PROBLEM TO WORK ON ->
Please give the listing again, word for word, with nothing left out.

RECORDED INFORMATION ->
┄┄┄┄┄┄┄┄┄┄┄┄┄┄┄┄┄┄┄┄
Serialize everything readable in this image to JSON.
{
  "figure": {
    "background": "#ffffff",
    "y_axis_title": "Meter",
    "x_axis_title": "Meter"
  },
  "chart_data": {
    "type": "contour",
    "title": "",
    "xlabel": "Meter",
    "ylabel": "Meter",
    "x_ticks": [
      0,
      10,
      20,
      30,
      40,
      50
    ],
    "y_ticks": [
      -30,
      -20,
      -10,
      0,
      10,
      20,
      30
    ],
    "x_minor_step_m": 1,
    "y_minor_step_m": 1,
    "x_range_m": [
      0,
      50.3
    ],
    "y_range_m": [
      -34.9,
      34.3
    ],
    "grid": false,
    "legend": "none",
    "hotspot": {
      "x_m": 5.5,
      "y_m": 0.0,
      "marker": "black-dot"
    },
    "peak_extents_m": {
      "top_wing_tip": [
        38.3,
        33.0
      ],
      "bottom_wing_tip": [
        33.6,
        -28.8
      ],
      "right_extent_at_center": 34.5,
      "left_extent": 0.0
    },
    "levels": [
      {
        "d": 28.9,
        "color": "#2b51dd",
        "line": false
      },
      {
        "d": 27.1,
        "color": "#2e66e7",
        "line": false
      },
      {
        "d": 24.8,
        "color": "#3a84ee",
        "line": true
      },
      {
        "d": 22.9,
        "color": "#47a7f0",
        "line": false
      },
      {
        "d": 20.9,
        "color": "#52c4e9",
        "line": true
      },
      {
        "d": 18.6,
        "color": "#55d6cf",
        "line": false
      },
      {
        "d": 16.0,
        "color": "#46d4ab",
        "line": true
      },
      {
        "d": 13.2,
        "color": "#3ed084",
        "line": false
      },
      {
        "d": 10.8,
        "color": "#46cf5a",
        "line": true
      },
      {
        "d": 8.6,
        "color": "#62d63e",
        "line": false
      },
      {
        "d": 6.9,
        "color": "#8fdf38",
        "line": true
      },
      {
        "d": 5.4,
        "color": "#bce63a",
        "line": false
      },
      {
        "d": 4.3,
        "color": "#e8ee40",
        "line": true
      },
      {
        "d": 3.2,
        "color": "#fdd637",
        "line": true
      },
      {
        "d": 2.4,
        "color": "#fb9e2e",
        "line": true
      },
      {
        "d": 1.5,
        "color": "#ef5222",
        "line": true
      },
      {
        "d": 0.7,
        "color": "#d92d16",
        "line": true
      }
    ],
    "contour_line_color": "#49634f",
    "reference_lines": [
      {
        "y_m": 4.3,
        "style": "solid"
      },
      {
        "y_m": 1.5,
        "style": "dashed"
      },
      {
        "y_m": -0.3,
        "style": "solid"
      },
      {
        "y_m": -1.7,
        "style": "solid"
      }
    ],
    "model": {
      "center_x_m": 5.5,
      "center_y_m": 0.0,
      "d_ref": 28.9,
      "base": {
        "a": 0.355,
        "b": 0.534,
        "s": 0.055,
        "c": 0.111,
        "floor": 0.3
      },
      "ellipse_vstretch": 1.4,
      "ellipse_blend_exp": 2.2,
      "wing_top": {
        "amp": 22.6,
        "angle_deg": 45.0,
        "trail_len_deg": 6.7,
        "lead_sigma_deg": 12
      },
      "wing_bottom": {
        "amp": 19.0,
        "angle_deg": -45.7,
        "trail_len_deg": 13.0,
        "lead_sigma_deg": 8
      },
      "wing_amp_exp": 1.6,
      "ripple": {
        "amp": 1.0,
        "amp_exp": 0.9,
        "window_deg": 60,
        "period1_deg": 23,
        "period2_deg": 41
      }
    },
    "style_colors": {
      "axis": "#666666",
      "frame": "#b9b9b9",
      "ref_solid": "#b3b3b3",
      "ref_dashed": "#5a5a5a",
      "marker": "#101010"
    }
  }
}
┄┄┄┄┄┄┄┄┄┄┄┄┄┄┄┄┄┄┄┄
SOLUTION ->
Serialize everything readable in this image to JSON.
{
  "figure": {
    "background": "#ffffff",
    "y_axis_title": "Meter",
    "x_axis_title": "Meter"
  },
  "chart_data": {
    "type": "contour",
    "title": "",
    "xlabel": "Meter",
    "ylabel": "Meter",
    "x_ticks": [
      0,
      10,
      20,
      30,
      40,
      50
    ],
    "y_ticks": [
      -30,
      -20,
      -10,
      0,
      10,
      20,
      30
    ],
    "x_minor_step_m": 1,
    "y_minor_step_m": 1,
    "x_range_m": [
      0,
      50.3
    ],
    "y_range_m": [
      -34.9,
      34.3
    ],
    "grid": false,
    "legend": "none",
    "hotspot": {
      "x_m": 5.5,
      "y_m": 0.0,
      "marker": "black-dot"
    },
    "peak_extents_m": {
      "top_wing_tip": [
        38.3,
        33.0
      ],
      "bottom_wing_tip": [
        33.6,
        -28.8
      ],
      "right_extent_at_center": 34.5,
      "left_extent": 0.0
    },
    "levels": [
      {
        "d": 28.9,
        "color": "#2b51dd",
        "line": false
      },
      {
        "d": 27.1,
        "color": "#2e66e7",
        "line": false
      },
      {
        "d": 24.8,
        "color": "#3a84ee",
        "line": true
      },
      {
        "d": 22.9,
        "color": "#47a7f0",
        "line": false
      },
      {
        "d": 20.9,
        "color": "#52c4e9",
        "line": true
      },
      {
        "d": 18.6,
        "color": "#55d6cf",
        "line": false
      },
      {
        "d": 16.0,
        "color": "#46d4ab",
        "line": true
      },
      {
        "d": 13.2,
        "color": "#3ed084",
        "line": false
      },
      {
        "d": 10.8,
        "color": "#46cf5a",
        "line": true
      },
      {
        "d": 8.6,
        "color": "#62d63e",
        "line": false
      },
      {
        "d": 6.9,
        "color": "#8fdf38",
        "line": true
      },
      {
        "d": 5.4,
        "color": "#bce63a",
        "line": false
      },
      {
        "d": 4.3,
        "color": "#e8ee40",
        "line": true
      },
      {
        "d": 3.2,
        "color": "#fdd637",
        "line": true
      },
      {
        "d": 2.4,
        "color": "#fb9e2e",
        "line": true
      },
      {
        "d": 1.5,
        "color": "#ef5222",
        "line": true
      },
      {
        "d": 0.7,
        "color": "#d92d16",
        "line": true
      }
    ],
    "contour_line_color": "#49634f",
    "reference_lines": [
      {
        "y_m": 4.3,
        "style": "solid"
      },
      {
        "y_m": 1.5,
        "style": "dashed"
      },
      {
        "y_m": -0.3,
        "style": "solid"
      },
      {
        "y_m": -1.7,
        "style": "solid"
      }
    ],
    "model": {
      "center_x_m": 5.5,
      "center_y_m": 0.0,
      "d_ref": 28.9,
      "base": {
        "a": 0.355,
        "b": 0.534,
        "s": 0.055,
        "c": 0.111,
        "floor": 0.3
      },
      "ellipse_vstretch": 1.4,
      "ellipse_blend_exp": 2.2,
      "wing_top": {
        "amp": 22.6,
        "angle_deg": 45.0,
        "trail_len_deg": 6.7,
        "lead_sigma_deg": 12
      },
      "wing_bottom": {
        "amp": 19.0,
        "angle_deg": -45.7,
        "trail_len_deg": 13.0,
        "lead_sigma_deg": 8
      },
      "wing_amp_exp": 1.6,
      "ripple": {
        "amp": 1.0,
        "amp_exp": 0.9,
        "window_deg": 60,
        "period1_deg": 23,
        "period2_deg": 41
      }
    },
    "style_colors": {
      "axis": "#666666",
      "frame": "#b9b9b9",
      "ref_solid": "#b3b3b3",
      "ref_dashed": "#5a5a5a",
      "marker": "#101010"
    }
  }
}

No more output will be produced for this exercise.